Item position listing
########

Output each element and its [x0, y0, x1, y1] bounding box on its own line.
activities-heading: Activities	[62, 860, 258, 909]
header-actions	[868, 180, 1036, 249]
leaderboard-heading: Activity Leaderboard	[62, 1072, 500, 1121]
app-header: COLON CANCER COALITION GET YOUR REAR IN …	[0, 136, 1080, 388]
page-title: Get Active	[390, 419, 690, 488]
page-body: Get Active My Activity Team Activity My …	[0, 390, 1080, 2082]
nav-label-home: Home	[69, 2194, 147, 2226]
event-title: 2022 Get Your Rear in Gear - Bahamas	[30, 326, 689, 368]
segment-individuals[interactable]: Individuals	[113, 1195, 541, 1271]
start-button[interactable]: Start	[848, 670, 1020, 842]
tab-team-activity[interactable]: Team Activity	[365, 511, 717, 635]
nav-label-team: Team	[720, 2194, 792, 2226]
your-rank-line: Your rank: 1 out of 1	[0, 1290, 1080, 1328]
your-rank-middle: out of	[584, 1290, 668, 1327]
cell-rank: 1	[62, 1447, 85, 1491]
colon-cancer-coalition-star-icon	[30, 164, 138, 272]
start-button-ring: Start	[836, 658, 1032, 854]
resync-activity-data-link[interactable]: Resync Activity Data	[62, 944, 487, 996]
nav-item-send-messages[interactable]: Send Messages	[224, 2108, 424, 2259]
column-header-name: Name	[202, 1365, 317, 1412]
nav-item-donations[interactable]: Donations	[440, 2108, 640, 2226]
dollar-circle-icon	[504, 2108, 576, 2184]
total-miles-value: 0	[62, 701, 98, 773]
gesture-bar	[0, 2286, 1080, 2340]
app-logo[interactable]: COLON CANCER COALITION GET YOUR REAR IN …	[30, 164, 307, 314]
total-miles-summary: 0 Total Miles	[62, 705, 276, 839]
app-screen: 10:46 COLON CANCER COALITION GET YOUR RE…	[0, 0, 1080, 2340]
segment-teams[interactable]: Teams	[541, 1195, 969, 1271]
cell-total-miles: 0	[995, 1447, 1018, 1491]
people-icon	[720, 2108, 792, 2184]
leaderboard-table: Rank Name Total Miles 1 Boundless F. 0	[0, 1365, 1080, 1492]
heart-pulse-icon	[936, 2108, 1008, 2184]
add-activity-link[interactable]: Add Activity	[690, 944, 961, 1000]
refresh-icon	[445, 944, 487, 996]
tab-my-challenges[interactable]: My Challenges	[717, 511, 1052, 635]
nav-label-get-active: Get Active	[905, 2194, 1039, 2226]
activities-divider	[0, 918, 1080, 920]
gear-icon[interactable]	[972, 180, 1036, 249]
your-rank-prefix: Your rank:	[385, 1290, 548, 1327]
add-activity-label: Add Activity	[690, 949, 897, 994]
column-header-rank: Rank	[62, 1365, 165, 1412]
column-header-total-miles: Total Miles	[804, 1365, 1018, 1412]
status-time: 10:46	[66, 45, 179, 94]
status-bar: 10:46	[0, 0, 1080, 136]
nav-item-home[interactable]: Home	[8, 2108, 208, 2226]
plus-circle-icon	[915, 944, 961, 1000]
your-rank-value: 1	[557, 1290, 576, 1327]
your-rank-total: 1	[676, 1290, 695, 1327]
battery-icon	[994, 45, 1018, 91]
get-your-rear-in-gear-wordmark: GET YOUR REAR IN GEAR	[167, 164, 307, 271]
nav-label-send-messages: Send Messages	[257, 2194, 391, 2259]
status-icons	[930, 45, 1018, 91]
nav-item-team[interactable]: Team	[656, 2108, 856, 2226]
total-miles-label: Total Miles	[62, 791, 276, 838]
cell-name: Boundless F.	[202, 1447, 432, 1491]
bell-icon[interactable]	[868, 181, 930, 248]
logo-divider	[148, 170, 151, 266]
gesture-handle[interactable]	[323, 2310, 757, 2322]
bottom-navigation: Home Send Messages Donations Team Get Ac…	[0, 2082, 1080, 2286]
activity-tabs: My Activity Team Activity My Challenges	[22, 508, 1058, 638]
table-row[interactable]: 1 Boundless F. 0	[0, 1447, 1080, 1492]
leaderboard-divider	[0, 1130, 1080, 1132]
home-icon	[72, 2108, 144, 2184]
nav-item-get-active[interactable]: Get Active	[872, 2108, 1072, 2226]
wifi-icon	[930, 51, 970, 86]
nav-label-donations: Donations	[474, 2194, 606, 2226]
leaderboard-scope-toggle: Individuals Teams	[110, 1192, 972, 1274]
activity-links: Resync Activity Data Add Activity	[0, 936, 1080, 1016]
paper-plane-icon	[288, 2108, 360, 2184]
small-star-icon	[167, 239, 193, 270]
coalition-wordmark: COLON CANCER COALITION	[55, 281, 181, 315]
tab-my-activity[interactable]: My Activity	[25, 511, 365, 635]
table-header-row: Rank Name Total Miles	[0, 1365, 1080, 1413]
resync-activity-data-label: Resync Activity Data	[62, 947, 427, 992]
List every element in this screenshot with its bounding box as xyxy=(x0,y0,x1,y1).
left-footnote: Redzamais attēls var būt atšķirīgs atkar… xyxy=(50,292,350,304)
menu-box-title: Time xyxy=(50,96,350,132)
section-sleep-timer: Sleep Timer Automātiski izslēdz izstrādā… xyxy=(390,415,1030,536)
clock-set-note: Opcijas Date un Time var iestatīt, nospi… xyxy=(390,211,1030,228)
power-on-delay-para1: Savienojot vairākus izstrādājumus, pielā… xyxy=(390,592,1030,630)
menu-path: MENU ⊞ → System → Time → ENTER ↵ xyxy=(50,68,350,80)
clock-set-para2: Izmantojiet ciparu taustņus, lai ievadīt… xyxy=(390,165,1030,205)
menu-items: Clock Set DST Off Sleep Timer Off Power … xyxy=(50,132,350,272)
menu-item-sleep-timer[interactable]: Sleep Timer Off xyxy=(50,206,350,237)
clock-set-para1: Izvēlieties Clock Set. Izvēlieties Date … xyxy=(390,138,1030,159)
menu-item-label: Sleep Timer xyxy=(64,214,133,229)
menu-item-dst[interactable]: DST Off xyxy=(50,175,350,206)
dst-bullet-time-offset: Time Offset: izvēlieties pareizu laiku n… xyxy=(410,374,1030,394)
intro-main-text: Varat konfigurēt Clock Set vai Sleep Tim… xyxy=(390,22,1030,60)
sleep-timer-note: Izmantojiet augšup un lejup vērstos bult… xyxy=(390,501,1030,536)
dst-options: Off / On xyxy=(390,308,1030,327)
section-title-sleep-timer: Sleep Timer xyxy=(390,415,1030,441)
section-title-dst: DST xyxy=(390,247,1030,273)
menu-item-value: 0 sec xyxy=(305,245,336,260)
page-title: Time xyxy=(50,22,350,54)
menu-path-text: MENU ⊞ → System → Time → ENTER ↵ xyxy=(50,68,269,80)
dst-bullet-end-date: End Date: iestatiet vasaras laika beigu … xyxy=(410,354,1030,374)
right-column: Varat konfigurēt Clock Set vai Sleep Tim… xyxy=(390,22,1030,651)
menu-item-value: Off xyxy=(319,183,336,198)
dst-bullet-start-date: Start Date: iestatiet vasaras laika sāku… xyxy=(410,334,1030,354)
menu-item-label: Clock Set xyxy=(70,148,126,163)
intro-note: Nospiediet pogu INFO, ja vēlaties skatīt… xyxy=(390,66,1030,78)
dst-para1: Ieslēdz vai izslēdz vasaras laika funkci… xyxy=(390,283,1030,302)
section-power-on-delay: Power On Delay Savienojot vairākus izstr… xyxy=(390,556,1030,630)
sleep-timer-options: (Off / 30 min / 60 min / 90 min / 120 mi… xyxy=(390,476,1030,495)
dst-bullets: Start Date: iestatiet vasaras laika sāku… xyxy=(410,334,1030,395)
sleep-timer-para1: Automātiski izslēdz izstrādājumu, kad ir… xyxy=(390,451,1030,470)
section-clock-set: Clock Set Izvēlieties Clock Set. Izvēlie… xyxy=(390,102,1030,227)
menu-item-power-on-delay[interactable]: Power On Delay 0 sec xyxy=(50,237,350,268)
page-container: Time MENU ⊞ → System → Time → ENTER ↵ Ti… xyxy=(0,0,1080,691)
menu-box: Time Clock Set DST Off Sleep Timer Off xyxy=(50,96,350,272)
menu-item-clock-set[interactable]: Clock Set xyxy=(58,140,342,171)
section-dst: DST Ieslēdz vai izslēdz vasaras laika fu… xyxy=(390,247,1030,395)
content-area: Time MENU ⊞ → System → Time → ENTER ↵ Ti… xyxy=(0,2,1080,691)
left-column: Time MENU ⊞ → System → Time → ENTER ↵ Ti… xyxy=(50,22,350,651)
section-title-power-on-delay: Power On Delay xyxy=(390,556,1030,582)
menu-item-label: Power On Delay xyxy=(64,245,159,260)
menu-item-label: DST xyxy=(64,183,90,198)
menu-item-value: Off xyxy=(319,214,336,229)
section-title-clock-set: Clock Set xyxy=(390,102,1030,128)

########

| WHAT IS EXPECTED |
Rewrite the stretch from the start of the listing through the line containing "2194, 147, 2226]", replacing "Get Active" with "Stay Active" and leaving everything else unchanged.

| SOLUTION TO THIS TASK |
Output each element and its [x0, y0, x1, y1] bounding box on its own line.
activities-heading: Activities	[62, 860, 258, 909]
header-actions	[868, 180, 1036, 249]
leaderboard-heading: Activity Leaderboard	[62, 1072, 500, 1121]
app-header: COLON CANCER COALITION GET YOUR REAR IN …	[0, 136, 1080, 388]
page-title: Stay Active	[390, 419, 690, 488]
page-body: Stay Active My Activity Team Activity My …	[0, 390, 1080, 2082]
nav-label-home: Home	[69, 2194, 147, 2226]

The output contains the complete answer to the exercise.